### Exercise
Omit every image, and transcribe the remaining entries exactly as given.

>> START Recorded information

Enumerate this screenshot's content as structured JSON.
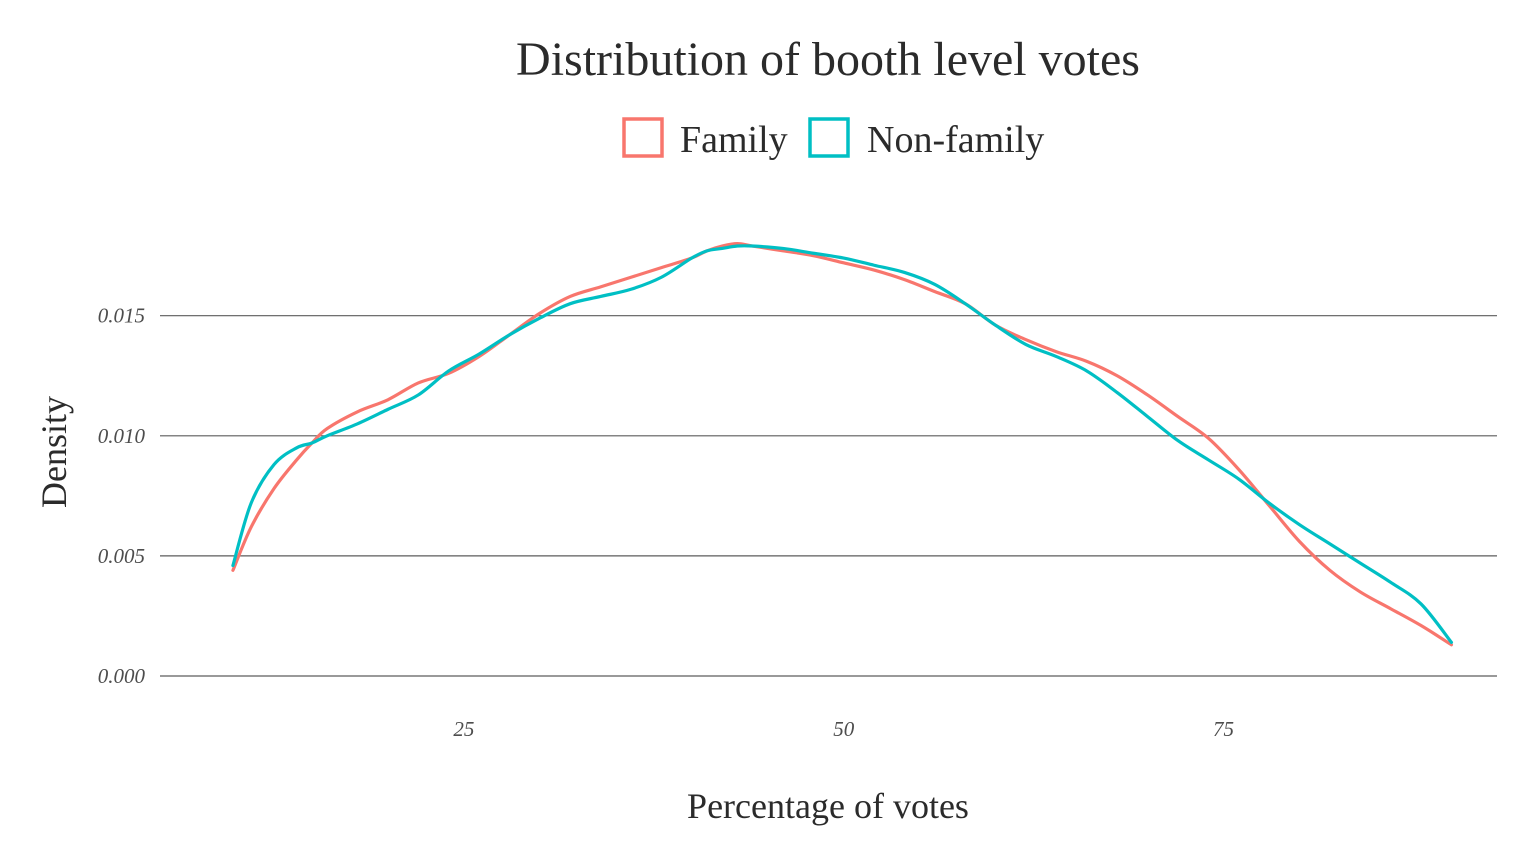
{
  "chart_data": {
    "type": "line",
    "title": "Distribution of booth level votes",
    "xlabel": "Percentage of votes",
    "ylabel": "Density",
    "xlim": [
      5,
      93
    ],
    "ylim": [
      0,
      0.0194
    ],
    "x_ticks": [
      25,
      50,
      75
    ],
    "x_tick_labels": [
      "25",
      "50",
      "75"
    ],
    "y_ticks": [
      0,
      0.005,
      0.01,
      0.015
    ],
    "y_tick_labels": [
      "0.000",
      "0.005",
      "0.010",
      "0.015"
    ],
    "grid": "horizontal",
    "legend_position": "top",
    "series": [
      {
        "name": "Family",
        "color": "#F8766D",
        "x": [
          9.8,
          11,
          12.5,
          14,
          15,
          16,
          18,
          20,
          22,
          24,
          26,
          28,
          30,
          32,
          34,
          36,
          38,
          40,
          41,
          42,
          43,
          44,
          46,
          48,
          50,
          52,
          54,
          56,
          58,
          60,
          62,
          64,
          66,
          68,
          70,
          72,
          74,
          76,
          78,
          80,
          82,
          84,
          86,
          88,
          90
        ],
        "y": [
          0.0044,
          0.0062,
          0.0078,
          0.009,
          0.0097,
          0.0103,
          0.011,
          0.0115,
          0.0122,
          0.0126,
          0.0133,
          0.0142,
          0.0151,
          0.0158,
          0.0162,
          0.0166,
          0.017,
          0.0174,
          0.0177,
          0.0179,
          0.018,
          0.0179,
          0.0177,
          0.0175,
          0.0172,
          0.0169,
          0.0165,
          0.016,
          0.0155,
          0.0146,
          0.014,
          0.0135,
          0.0131,
          0.0125,
          0.0117,
          0.0108,
          0.0099,
          0.0086,
          0.0071,
          0.0056,
          0.0044,
          0.0035,
          0.0028,
          0.0021,
          0.0013
        ]
      },
      {
        "name": "Non-family",
        "color": "#00BFC4",
        "x": [
          9.8,
          11,
          12.5,
          14,
          15,
          16,
          18,
          20,
          22,
          24,
          26,
          28,
          30,
          32,
          34,
          36,
          38,
          40,
          41,
          42,
          43,
          44,
          46,
          48,
          50,
          52,
          54,
          56,
          58,
          60,
          62,
          64,
          66,
          68,
          70,
          72,
          74,
          76,
          78,
          80,
          82,
          84,
          86,
          88,
          90
        ],
        "y": [
          0.0046,
          0.0072,
          0.0088,
          0.0095,
          0.0097,
          0.01,
          0.0105,
          0.0111,
          0.0117,
          0.0127,
          0.0134,
          0.0142,
          0.0149,
          0.0155,
          0.0158,
          0.0161,
          0.0166,
          0.0174,
          0.0177,
          0.0178,
          0.0179,
          0.0179,
          0.0178,
          0.0176,
          0.0174,
          0.0171,
          0.0168,
          0.0163,
          0.0155,
          0.0146,
          0.0138,
          0.0133,
          0.0127,
          0.0118,
          0.0108,
          0.0098,
          0.009,
          0.0082,
          0.0072,
          0.0063,
          0.0055,
          0.0047,
          0.0039,
          0.003,
          0.0014
        ]
      }
    ]
  }
}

>> END Recorded information

### Solution for this task
Enumerate this screenshot's content as structured JSON.
{
  "chart_data": {
    "type": "line",
    "title": "Distribution of booth level votes",
    "xlabel": "Percentage of votes",
    "ylabel": "Density",
    "xlim": [
      5,
      93
    ],
    "ylim": [
      0,
      0.0194
    ],
    "x_ticks": [
      25,
      50,
      75
    ],
    "x_tick_labels": [
      "25",
      "50",
      "75"
    ],
    "y_ticks": [
      0,
      0.005,
      0.01,
      0.015
    ],
    "y_tick_labels": [
      "0.000",
      "0.005",
      "0.010",
      "0.015"
    ],
    "grid": "horizontal",
    "legend_position": "top",
    "series": [
      {
        "name": "Family",
        "color": "#F8766D",
        "x": [
          9.8,
          11,
          12.5,
          14,
          15,
          16,
          18,
          20,
          22,
          24,
          26,
          28,
          30,
          32,
          34,
          36,
          38,
          40,
          41,
          42,
          43,
          44,
          46,
          48,
          50,
          52,
          54,
          56,
          58,
          60,
          62,
          64,
          66,
          68,
          70,
          72,
          74,
          76,
          78,
          80,
          82,
          84,
          86,
          88,
          90
        ],
        "y": [
          0.0044,
          0.0062,
          0.0078,
          0.009,
          0.0097,
          0.0103,
          0.011,
          0.0115,
          0.0122,
          0.0126,
          0.0133,
          0.0142,
          0.0151,
          0.0158,
          0.0162,
          0.0166,
          0.017,
          0.0174,
          0.0177,
          0.0179,
          0.018,
          0.0179,
          0.0177,
          0.0175,
          0.0172,
          0.0169,
          0.0165,
          0.016,
          0.0155,
          0.0146,
          0.014,
          0.0135,
          0.0131,
          0.0125,
          0.0117,
          0.0108,
          0.0099,
          0.0086,
          0.0071,
          0.0056,
          0.0044,
          0.0035,
          0.0028,
          0.0021,
          0.0013
        ]
      },
      {
        "name": "Non-family",
        "color": "#00BFC4",
        "x": [
          9.8,
          11,
          12.5,
          14,
          15,
          16,
          18,
          20,
          22,
          24,
          26,
          28,
          30,
          32,
          34,
          36,
          38,
          40,
          41,
          42,
          43,
          44,
          46,
          48,
          50,
          52,
          54,
          56,
          58,
          60,
          62,
          64,
          66,
          68,
          70,
          72,
          74,
          76,
          78,
          80,
          82,
          84,
          86,
          88,
          90
        ],
        "y": [
          0.0046,
          0.0072,
          0.0088,
          0.0095,
          0.0097,
          0.01,
          0.0105,
          0.0111,
          0.0117,
          0.0127,
          0.0134,
          0.0142,
          0.0149,
          0.0155,
          0.0158,
          0.0161,
          0.0166,
          0.0174,
          0.0177,
          0.0178,
          0.0179,
          0.0179,
          0.0178,
          0.0176,
          0.0174,
          0.0171,
          0.0168,
          0.0163,
          0.0155,
          0.0146,
          0.0138,
          0.0133,
          0.0127,
          0.0118,
          0.0108,
          0.0098,
          0.009,
          0.0082,
          0.0072,
          0.0063,
          0.0055,
          0.0047,
          0.0039,
          0.003,
          0.0014
        ]
      }
    ]
  }
}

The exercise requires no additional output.